- _GOAL OF THE EXERCISE_
In the entries below, find every line holding the string "Time" and collect it.

[Figure dataset records]

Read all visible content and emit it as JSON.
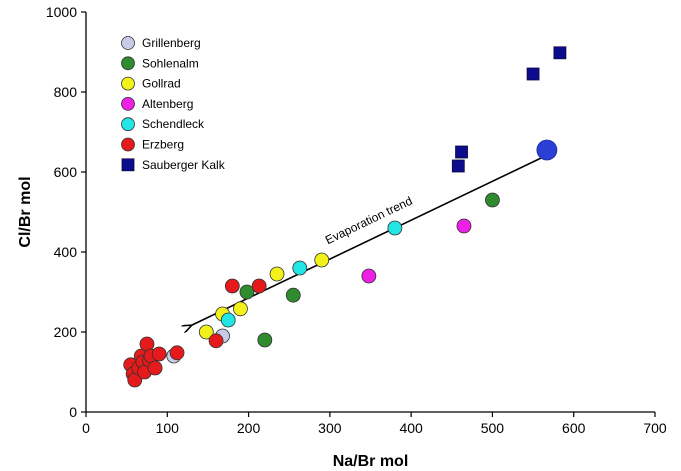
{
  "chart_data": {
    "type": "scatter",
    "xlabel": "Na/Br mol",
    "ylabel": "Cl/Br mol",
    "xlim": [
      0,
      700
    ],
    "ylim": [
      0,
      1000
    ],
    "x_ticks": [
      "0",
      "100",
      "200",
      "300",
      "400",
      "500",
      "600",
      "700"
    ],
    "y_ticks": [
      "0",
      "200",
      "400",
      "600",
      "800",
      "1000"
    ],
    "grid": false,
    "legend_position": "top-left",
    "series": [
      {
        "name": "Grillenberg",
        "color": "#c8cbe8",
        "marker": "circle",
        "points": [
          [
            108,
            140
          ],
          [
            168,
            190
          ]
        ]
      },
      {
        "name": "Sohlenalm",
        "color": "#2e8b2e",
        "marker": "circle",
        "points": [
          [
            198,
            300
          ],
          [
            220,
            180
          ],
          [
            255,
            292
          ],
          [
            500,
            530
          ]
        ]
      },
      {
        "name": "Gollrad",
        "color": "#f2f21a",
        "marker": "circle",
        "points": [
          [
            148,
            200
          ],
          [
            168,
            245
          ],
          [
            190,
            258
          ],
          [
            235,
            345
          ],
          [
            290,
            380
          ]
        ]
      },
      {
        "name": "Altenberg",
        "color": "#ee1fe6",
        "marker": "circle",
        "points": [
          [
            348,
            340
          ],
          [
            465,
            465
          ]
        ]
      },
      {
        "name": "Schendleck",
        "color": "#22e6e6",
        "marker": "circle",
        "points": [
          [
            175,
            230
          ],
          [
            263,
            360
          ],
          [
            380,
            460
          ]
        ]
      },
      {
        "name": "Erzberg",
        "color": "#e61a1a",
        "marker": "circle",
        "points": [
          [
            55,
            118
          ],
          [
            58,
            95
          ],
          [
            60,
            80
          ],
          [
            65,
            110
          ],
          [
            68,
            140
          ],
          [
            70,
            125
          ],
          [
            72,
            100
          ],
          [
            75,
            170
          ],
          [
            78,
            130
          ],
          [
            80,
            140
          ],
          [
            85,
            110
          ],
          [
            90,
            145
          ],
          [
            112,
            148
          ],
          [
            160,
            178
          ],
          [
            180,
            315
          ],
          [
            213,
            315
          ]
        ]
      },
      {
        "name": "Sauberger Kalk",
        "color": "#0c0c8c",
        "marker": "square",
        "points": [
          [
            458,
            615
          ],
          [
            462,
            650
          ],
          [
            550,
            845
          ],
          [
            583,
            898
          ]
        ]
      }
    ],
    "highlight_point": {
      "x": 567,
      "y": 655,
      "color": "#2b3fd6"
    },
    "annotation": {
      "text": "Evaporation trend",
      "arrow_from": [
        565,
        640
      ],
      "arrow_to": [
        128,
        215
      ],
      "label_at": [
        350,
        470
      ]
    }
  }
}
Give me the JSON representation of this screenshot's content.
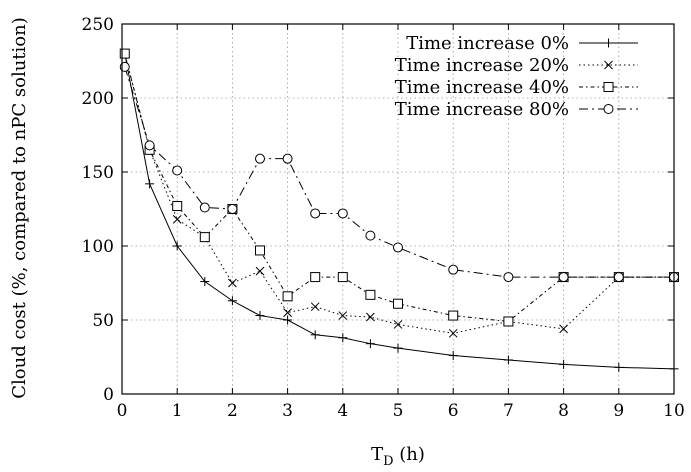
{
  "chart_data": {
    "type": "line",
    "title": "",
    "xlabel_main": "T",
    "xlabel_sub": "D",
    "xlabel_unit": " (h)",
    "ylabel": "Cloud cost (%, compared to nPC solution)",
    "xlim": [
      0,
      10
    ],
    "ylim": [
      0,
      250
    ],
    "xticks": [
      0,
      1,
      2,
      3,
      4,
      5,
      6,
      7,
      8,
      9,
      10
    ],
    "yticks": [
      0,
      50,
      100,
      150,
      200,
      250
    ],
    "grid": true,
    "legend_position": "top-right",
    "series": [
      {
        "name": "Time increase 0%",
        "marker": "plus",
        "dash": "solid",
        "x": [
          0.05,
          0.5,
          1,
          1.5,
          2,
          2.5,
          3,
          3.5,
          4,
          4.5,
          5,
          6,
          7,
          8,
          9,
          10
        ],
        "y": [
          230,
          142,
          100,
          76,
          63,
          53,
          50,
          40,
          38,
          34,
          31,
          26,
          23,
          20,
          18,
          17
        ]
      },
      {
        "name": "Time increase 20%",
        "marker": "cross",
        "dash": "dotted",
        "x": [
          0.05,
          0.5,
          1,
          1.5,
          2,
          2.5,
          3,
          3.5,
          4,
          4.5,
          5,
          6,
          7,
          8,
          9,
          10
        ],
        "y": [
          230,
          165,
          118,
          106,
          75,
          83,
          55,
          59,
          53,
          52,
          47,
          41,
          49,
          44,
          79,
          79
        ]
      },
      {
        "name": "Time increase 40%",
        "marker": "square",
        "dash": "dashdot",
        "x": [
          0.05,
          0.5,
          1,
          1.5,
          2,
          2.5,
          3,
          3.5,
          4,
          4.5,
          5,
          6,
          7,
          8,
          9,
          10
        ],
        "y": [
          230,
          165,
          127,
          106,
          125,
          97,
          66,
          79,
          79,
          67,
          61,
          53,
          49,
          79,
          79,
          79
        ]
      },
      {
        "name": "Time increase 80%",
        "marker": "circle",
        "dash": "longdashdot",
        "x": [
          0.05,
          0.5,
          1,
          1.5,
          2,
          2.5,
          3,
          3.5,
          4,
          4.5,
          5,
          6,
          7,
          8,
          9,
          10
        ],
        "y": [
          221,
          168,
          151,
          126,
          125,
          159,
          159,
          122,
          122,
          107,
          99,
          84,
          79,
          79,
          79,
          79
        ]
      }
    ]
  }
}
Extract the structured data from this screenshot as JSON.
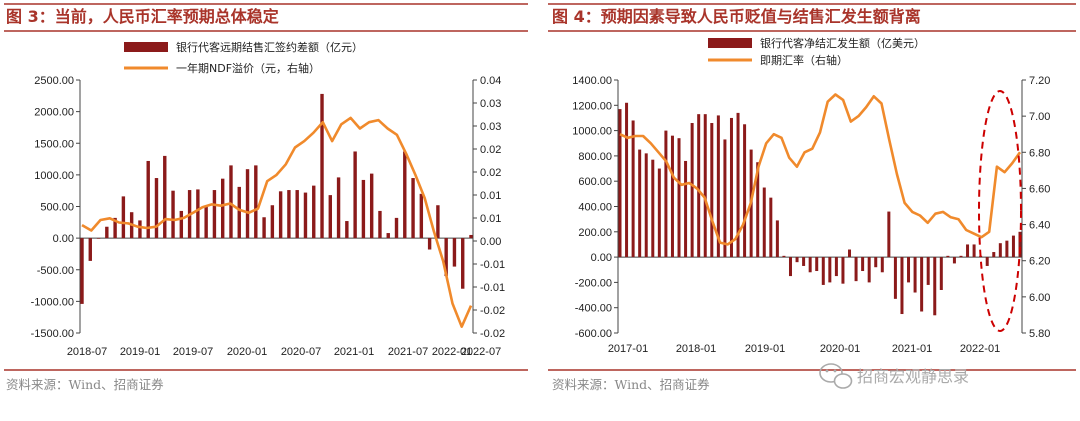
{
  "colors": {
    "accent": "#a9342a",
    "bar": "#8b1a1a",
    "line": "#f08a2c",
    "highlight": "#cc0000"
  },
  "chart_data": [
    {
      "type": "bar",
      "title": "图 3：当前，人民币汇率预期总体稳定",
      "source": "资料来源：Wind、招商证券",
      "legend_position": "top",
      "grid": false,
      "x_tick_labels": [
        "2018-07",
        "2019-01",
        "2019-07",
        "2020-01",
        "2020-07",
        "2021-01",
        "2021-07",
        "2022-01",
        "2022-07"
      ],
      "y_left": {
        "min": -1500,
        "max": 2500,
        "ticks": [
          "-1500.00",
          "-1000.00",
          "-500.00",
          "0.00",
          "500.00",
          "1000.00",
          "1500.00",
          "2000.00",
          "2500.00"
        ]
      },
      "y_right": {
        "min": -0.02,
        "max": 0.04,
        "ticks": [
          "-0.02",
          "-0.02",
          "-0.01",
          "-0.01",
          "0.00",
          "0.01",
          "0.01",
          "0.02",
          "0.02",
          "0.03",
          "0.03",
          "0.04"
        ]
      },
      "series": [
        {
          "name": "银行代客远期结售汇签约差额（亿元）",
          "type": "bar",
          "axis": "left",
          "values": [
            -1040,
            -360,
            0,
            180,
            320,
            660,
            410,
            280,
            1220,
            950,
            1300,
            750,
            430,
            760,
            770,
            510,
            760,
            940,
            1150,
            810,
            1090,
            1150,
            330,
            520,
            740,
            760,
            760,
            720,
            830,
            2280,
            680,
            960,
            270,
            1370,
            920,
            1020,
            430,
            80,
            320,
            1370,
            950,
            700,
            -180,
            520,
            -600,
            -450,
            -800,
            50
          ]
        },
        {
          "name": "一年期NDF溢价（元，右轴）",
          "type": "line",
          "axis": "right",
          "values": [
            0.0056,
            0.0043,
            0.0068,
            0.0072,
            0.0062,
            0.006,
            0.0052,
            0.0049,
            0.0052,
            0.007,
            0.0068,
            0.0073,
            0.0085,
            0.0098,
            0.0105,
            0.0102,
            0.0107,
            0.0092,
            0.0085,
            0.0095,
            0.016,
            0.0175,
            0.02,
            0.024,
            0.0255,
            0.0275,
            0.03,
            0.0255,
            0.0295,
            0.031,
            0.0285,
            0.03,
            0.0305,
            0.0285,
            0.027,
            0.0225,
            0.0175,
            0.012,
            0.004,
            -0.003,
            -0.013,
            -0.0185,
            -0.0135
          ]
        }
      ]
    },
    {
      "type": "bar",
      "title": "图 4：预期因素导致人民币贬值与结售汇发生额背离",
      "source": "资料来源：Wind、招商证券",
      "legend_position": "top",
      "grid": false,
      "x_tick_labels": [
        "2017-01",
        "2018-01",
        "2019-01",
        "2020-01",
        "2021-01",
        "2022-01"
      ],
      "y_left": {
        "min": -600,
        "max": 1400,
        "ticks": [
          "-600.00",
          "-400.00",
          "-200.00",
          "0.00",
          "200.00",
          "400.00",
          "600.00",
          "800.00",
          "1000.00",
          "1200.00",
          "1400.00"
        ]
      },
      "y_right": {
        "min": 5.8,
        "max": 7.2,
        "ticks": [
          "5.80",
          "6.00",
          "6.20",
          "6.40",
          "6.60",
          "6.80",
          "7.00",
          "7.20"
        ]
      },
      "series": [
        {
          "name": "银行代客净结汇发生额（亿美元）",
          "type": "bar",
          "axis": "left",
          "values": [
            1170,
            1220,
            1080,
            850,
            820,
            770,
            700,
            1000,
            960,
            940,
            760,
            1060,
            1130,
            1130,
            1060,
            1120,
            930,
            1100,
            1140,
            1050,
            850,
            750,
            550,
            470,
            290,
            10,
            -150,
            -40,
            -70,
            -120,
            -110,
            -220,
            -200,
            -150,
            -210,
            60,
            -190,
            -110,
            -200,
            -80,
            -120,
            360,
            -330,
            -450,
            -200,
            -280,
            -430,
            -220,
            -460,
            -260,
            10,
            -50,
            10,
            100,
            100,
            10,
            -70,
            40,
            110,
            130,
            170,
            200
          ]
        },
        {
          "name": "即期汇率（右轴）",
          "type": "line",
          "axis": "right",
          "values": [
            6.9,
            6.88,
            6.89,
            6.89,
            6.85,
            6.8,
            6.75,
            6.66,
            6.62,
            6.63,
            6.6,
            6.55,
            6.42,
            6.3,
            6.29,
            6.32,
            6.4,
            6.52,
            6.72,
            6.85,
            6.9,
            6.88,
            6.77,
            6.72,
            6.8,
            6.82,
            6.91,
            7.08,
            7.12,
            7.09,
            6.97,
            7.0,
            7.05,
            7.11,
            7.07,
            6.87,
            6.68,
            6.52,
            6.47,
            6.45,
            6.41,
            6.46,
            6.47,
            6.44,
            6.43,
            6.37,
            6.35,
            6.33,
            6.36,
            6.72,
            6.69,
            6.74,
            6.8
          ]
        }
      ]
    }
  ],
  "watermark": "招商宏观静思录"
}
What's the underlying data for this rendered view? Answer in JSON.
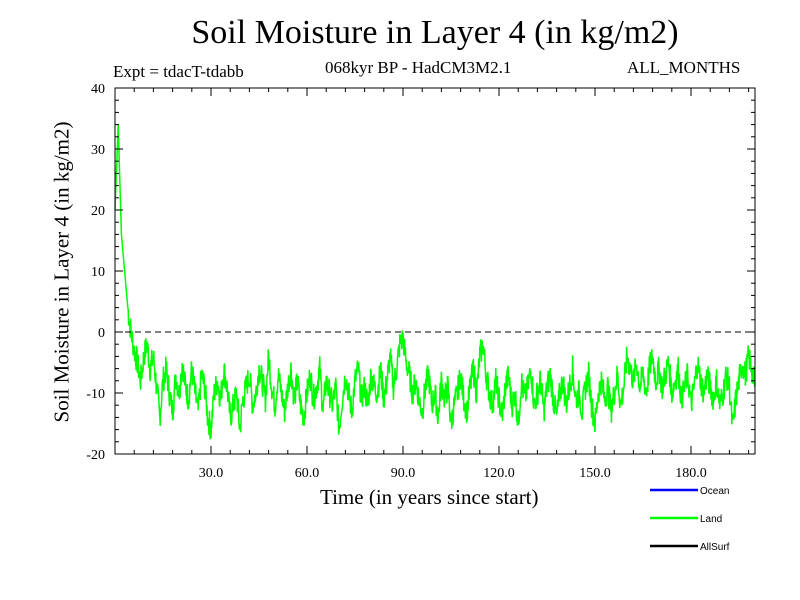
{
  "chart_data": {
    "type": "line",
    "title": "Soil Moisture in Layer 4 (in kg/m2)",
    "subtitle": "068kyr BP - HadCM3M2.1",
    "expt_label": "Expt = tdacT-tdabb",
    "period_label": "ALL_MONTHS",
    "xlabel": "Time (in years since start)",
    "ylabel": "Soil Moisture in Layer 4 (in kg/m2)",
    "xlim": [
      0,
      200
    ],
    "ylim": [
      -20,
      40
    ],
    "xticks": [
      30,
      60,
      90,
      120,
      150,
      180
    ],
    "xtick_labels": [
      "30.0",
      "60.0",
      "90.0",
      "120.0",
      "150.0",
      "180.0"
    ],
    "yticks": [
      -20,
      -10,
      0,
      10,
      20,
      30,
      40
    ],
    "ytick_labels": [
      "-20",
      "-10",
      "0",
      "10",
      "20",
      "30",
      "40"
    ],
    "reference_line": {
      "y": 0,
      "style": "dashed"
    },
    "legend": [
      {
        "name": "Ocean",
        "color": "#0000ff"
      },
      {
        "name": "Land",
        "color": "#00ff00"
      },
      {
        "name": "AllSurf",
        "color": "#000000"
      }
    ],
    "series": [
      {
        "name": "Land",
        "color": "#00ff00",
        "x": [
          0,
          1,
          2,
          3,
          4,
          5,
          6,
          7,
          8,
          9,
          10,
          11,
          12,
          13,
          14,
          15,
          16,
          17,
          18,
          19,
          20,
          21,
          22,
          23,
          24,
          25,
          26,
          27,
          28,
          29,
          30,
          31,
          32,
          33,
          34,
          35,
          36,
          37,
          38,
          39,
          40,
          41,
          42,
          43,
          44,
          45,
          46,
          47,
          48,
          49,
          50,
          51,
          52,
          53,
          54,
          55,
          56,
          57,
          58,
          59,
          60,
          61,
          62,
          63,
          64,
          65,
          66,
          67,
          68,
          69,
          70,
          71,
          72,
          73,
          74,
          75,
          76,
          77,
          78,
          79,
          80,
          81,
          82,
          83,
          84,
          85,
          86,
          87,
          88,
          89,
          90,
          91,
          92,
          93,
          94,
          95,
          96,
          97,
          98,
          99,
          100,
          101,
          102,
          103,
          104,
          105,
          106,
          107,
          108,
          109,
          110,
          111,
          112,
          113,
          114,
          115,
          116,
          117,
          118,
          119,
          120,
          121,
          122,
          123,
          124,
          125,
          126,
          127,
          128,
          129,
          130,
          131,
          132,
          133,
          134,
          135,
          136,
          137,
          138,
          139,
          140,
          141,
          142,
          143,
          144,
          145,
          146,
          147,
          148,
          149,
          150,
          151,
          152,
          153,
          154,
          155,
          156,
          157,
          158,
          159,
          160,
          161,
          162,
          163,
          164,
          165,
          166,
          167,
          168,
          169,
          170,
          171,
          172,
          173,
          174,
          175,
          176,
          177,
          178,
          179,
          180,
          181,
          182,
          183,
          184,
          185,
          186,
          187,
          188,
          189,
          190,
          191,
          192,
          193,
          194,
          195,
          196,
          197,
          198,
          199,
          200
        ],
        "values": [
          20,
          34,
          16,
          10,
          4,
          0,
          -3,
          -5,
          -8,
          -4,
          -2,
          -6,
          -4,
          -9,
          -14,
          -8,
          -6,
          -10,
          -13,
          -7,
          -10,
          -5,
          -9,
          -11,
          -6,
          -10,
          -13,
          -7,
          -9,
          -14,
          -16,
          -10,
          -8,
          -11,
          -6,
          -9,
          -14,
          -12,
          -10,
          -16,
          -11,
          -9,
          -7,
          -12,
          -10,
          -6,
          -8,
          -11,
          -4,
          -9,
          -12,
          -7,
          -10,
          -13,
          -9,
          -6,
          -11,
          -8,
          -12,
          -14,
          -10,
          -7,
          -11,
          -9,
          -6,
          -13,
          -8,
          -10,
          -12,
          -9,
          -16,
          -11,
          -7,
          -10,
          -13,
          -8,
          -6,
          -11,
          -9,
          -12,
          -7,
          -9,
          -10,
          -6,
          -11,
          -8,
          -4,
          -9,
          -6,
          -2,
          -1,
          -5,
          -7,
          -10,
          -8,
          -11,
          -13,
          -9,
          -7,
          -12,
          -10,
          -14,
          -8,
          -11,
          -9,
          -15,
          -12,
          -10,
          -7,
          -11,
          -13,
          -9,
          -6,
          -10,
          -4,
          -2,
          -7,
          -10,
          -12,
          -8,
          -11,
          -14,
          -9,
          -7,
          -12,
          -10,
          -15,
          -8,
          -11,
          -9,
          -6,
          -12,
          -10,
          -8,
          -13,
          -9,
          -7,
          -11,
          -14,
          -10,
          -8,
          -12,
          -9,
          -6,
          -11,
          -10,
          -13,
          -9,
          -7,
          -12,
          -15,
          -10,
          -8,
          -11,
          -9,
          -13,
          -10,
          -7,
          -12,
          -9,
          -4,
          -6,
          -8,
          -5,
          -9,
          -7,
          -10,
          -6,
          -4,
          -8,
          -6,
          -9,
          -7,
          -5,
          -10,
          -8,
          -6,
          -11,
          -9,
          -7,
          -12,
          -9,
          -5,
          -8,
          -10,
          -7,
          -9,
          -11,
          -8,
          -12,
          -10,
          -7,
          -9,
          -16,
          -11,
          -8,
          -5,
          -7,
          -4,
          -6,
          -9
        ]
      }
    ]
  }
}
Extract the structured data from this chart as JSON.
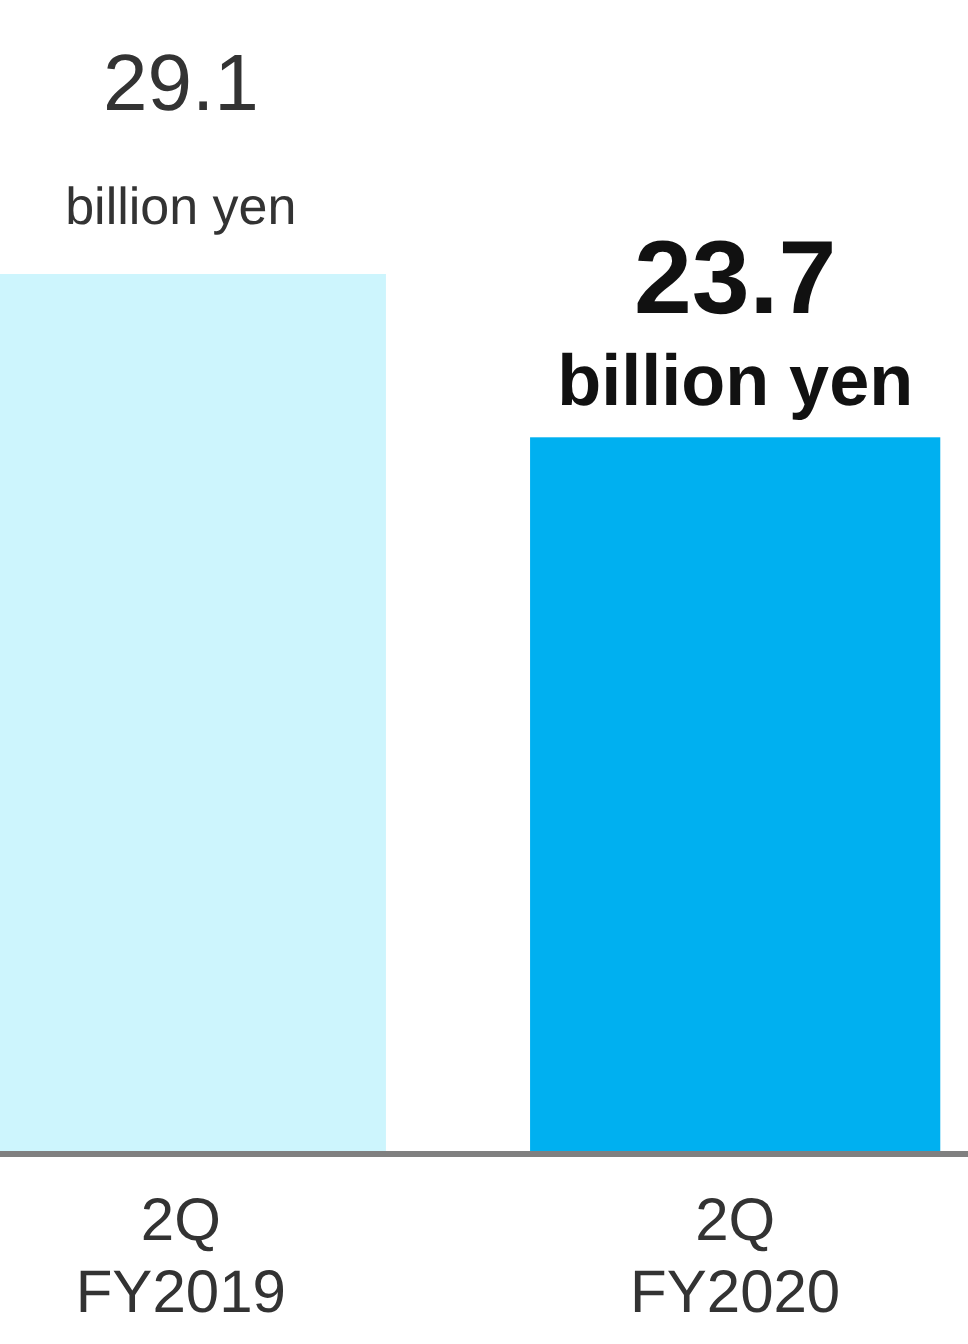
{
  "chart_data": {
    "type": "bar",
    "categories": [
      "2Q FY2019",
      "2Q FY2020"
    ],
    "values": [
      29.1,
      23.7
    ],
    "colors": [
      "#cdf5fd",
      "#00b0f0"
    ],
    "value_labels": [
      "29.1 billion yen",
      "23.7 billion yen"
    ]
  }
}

- _RESPONSE TO THE EXERCISE_
        "name": "Time increase 0%",
        "name": "Time increase 20%",
        "name": "Time increase 40%",
        "name": "Time increase 80%",
    "xlabel": "Time (in years since start)",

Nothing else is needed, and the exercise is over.